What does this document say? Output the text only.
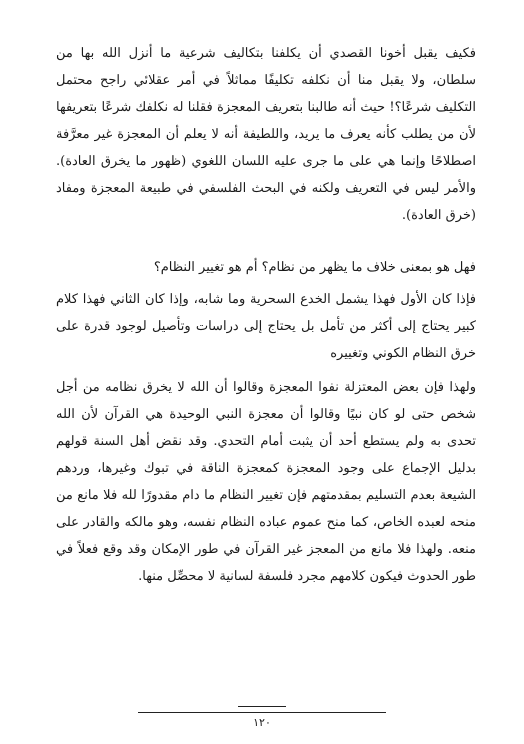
فكيف يقبل أخونا القصدي أن يكلفنا بتكاليف شرعية ما أنزل الله بها من سلطان، ولا يقبل منا أن نكلفه تكليفًا مماثلاً في أمر عقلائي راجح محتمل التكليف شرعًا؟! حيث أنه طالبنا بتعريف المعجزة فقلنا له نكلفك شرعًا بتعريفها لأن من يطلب كأنه يعرف ما يريد، واللطيفة أنه لا يعلم أن المعجزة غير معرَّفة اصطلاحًا وإنما هي على ما جرى عليه اللسان اللغوي (ظهور ما يخرق العادة). والأمر ليس في التعريف ولكنه في البحث الفلسفي في طبيعة المعجزة ومفاد (خرق العادة).

فهل هو بمعنى خلاف ما يظهر من نظام؟ أم هو تغيير النظام؟

فإذا كان الأول فهذا يشمل الخدع السحرية وما شابه، وإذا كان الثاني فهذا كلام كبير يحتاج إلى أكثر من تأمل بل يحتاج إلى دراسات وتأصيل لوجود قدرة على خرق النظام الكوني وتغييره

ولهذا فإن بعض المعتزلة نفوا المعجزة وقالوا أن الله لا يخرق نظامه من أجل شخص حتى لو كان نبيًا وقالوا أن معجزة النبي الوحيدة هي القرآن لأن الله تحدى به ولم يستطع أحد أن يثبت أمام التحدي. وقد نقض أهل السنة قولهم بدليل الإجماع على وجود المعجزة كمعجزة الناقة في تبوك وغيرها، وردهم الشيعة بعدم التسليم بمقدمتهم فإن تغيير النظام ما دام مقدورًا لله فلا مانع من منحه لعبده الخاص، كما منح عموم عباده النظام نفسه، وهو مالكه والقادر على منعه. ولهذا فلا مانع من المعجز غير القرآن في طور الإمكان وقد وقع فعلاً في طور الحدوث فيكون كلامهم مجرد فلسفة لسانية لا محصِّل منها.

١٢٠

——————

* Directive:
Copy out the data above exactly, except the pictures.

* Correct answer:
What does this document say? Output the text only.
فكيف يقبل أخونا القصدي أن يكلفنا بتكاليف شرعية ما أنزل الله بها من سلطان، ولا يقبل منا أن نكلفه تكليفًا مماثلاً في أمر عقلائي راجح محتمل التكليف شرعًا؟! حيث أنه طالبنا بتعريف المعجزة فقلنا له نكلفك شرعًا بتعريفها لأن من يطلب كأنه يعرف ما يريد، واللطيفة أنه لا يعلم أن المعجزة غير معرَّفة اصطلاحًا وإنما هي على ما جرى عليه اللسان اللغوي (ظهور ما يخرق العادة). والأمر ليس في التعريف ولكنه في البحث الفلسفي في طبيعة المعجزة ومفاد (خرق العادة).

فهل هو بمعنى خلاف ما يظهر من نظام؟ أم هو تغيير النظام؟

فإذا كان الأول فهذا يشمل الخدع السحرية وما شابه، وإذا كان الثاني فهذا كلام كبير يحتاج إلى أكثر من تأمل بل يحتاج إلى دراسات وتأصيل لوجود قدرة على خرق النظام الكوني وتغييره

ولهذا فإن بعض المعتزلة نفوا المعجزة وقالوا أن الله لا يخرق نظامه من أجل شخص حتى لو كان نبيًا وقالوا أن معجزة النبي الوحيدة هي القرآن لأن الله تحدى به ولم يستطع أحد أن يثبت أمام التحدي. وقد نقض أهل السنة قولهم بدليل الإجماع على وجود المعجزة كمعجزة الناقة في تبوك وغيرها، وردهم الشيعة بعدم التسليم بمقدمتهم فإن تغيير النظام ما دام مقدورًا لله فلا مانع من منحه لعبده الخاص، كما منح عموم عباده النظام نفسه، وهو مالكه والقادر على منعه. ولهذا فلا مانع من المعجز غير القرآن في طور الإمكان وقد وقع فعلاً في طور الحدوث فيكون كلامهم مجرد فلسفة لسانية لا محصِّل منها.

١٢٠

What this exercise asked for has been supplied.